▶ [Task details]:
Locate all lines in the data below that hold "JSON" and show them.

[Dataset records]
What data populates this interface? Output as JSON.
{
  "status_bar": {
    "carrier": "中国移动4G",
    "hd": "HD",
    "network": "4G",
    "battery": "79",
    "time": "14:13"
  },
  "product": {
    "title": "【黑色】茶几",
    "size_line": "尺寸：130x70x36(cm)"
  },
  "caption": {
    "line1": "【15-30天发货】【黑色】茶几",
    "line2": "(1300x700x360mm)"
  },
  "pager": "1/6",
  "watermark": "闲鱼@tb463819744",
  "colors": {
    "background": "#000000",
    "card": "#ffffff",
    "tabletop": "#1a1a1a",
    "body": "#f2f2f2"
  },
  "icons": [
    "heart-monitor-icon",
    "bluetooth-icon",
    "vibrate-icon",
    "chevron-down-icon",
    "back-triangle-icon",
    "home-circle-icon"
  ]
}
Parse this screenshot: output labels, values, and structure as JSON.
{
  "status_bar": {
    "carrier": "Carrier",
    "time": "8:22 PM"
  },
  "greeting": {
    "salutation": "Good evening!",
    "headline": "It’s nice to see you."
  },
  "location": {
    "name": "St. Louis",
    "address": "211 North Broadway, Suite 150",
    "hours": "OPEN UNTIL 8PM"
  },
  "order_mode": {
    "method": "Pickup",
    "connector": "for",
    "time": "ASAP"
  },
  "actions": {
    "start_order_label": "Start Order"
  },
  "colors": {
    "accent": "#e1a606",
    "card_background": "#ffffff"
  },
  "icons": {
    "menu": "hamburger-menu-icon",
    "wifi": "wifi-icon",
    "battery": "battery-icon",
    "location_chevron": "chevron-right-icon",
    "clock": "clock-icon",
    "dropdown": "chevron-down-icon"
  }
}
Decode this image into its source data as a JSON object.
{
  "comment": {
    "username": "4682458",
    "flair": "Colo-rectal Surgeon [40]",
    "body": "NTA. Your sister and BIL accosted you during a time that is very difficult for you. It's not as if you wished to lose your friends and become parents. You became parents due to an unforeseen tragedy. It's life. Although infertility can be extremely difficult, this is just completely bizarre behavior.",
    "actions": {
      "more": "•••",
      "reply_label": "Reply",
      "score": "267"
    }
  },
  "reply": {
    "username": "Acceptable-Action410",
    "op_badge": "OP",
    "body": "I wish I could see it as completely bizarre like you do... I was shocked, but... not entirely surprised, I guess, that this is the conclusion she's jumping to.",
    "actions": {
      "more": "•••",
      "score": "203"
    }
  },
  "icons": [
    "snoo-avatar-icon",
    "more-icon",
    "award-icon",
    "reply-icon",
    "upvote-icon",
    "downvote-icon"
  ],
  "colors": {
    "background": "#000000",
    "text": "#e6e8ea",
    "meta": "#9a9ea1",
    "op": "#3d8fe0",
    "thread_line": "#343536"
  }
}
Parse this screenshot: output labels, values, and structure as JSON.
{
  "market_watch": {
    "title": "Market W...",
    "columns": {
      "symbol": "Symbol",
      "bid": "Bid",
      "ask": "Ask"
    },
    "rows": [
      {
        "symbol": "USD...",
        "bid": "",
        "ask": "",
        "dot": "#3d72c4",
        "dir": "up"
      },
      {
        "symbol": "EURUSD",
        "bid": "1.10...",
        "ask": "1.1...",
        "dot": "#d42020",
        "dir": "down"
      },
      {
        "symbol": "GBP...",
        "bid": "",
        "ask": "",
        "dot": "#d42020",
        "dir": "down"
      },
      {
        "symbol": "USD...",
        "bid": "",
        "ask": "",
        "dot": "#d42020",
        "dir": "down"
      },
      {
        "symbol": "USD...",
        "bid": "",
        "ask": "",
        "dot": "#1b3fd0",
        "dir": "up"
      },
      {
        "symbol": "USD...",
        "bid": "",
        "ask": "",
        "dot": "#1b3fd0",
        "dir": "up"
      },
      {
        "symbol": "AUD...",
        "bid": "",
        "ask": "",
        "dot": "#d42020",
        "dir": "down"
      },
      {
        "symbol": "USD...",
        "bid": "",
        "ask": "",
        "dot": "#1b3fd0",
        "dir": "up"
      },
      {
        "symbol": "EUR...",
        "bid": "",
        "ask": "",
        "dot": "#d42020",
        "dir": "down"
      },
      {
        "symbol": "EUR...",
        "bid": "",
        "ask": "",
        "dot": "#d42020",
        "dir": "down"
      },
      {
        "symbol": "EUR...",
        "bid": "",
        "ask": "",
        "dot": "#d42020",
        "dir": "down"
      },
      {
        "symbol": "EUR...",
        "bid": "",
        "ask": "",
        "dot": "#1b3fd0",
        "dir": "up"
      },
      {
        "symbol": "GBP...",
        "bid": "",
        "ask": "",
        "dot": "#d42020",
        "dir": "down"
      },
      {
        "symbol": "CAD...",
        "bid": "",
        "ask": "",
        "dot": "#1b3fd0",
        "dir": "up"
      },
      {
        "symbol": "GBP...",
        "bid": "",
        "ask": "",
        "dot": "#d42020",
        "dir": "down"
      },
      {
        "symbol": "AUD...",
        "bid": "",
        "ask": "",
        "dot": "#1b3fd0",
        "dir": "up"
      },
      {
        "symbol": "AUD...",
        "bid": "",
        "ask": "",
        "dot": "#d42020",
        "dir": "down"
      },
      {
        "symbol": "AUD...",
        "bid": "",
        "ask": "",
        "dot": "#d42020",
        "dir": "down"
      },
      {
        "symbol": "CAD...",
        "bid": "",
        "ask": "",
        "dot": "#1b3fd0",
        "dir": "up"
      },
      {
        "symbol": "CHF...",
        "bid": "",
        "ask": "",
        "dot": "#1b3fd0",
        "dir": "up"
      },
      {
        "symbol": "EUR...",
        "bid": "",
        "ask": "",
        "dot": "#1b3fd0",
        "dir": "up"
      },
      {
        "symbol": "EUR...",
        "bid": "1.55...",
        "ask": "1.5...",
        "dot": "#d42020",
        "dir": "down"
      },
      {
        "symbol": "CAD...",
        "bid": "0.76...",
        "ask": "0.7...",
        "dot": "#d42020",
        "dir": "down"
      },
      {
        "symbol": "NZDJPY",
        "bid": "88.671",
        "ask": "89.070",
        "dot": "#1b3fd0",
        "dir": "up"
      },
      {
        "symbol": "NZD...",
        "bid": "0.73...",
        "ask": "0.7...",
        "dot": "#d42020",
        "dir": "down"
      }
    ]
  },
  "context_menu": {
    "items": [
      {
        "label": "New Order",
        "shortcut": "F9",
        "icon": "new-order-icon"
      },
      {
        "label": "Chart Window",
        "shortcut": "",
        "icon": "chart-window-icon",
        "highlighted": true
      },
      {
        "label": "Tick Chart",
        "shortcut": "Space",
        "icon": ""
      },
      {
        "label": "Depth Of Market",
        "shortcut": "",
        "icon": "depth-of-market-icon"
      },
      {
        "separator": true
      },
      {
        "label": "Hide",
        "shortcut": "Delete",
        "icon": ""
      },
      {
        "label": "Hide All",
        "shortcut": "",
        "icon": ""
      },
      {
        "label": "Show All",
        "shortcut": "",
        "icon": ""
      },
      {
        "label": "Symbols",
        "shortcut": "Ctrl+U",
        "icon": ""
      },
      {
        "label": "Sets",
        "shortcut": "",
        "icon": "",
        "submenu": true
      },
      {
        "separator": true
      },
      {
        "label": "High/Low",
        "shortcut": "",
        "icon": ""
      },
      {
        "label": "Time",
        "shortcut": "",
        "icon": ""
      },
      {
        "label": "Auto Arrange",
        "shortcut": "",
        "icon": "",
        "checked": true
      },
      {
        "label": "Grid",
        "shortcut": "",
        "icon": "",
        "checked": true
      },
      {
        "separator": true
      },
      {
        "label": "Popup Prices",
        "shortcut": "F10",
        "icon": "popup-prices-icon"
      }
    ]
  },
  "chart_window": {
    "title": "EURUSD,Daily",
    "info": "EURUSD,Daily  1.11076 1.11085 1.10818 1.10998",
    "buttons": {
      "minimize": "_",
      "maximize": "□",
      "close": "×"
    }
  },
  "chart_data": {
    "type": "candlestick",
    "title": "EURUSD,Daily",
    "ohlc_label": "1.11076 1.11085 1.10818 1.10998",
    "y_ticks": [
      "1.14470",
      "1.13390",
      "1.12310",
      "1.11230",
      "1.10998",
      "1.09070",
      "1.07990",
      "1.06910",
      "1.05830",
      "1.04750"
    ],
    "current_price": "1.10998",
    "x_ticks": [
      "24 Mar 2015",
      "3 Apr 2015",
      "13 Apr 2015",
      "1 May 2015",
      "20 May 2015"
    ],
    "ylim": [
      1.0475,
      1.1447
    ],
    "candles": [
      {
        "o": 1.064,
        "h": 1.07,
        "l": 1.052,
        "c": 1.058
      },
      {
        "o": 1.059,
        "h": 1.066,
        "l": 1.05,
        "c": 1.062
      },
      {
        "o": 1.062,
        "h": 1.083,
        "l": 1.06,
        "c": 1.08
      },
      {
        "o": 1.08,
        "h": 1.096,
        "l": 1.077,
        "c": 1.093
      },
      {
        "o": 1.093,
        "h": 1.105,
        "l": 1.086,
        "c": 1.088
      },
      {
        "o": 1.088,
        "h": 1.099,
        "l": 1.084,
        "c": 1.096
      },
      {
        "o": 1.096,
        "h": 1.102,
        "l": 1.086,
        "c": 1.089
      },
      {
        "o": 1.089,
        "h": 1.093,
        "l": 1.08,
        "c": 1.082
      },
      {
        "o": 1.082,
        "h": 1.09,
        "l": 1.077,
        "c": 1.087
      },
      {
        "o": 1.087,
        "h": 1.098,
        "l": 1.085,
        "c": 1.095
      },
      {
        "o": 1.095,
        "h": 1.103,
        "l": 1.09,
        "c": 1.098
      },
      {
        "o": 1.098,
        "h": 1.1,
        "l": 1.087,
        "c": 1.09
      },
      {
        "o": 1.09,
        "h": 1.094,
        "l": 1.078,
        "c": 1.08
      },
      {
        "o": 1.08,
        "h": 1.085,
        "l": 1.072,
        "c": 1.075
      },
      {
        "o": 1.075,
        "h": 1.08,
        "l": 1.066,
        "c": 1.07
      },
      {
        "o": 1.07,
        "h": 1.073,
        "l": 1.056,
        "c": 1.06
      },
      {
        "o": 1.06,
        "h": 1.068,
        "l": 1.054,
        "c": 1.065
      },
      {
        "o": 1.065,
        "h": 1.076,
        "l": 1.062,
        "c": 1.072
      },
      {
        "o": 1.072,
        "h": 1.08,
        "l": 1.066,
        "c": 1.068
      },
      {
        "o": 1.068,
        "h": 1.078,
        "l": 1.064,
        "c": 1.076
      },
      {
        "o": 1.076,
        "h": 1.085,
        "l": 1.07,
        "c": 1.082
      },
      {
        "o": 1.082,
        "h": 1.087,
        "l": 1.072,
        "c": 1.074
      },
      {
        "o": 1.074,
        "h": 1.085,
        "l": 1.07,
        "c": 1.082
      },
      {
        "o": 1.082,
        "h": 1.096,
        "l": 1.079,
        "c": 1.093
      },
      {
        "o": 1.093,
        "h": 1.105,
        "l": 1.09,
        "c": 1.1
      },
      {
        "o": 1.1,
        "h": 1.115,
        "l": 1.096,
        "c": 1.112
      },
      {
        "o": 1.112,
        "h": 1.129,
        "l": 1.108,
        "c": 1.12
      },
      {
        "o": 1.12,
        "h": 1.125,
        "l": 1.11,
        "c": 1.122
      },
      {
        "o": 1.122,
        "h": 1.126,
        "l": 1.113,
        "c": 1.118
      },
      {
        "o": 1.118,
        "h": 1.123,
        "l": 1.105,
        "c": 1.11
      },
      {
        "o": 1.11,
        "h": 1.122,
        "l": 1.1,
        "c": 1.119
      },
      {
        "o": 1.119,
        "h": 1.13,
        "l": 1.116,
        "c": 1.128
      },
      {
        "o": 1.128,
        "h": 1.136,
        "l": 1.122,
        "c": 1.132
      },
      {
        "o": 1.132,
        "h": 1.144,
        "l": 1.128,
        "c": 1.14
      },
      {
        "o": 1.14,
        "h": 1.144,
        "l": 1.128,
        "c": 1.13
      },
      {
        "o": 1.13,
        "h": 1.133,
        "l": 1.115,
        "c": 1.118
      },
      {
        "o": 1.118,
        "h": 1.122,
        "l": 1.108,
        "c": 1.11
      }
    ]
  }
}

▶ [Output]:
What data populates this interface? Output as JSON.
Parse this screenshot: output labels, values, and structure as JSON.
Decode this image into its source data as a JSON object.
Parse this screenshot: output labels, values, and structure as JSON.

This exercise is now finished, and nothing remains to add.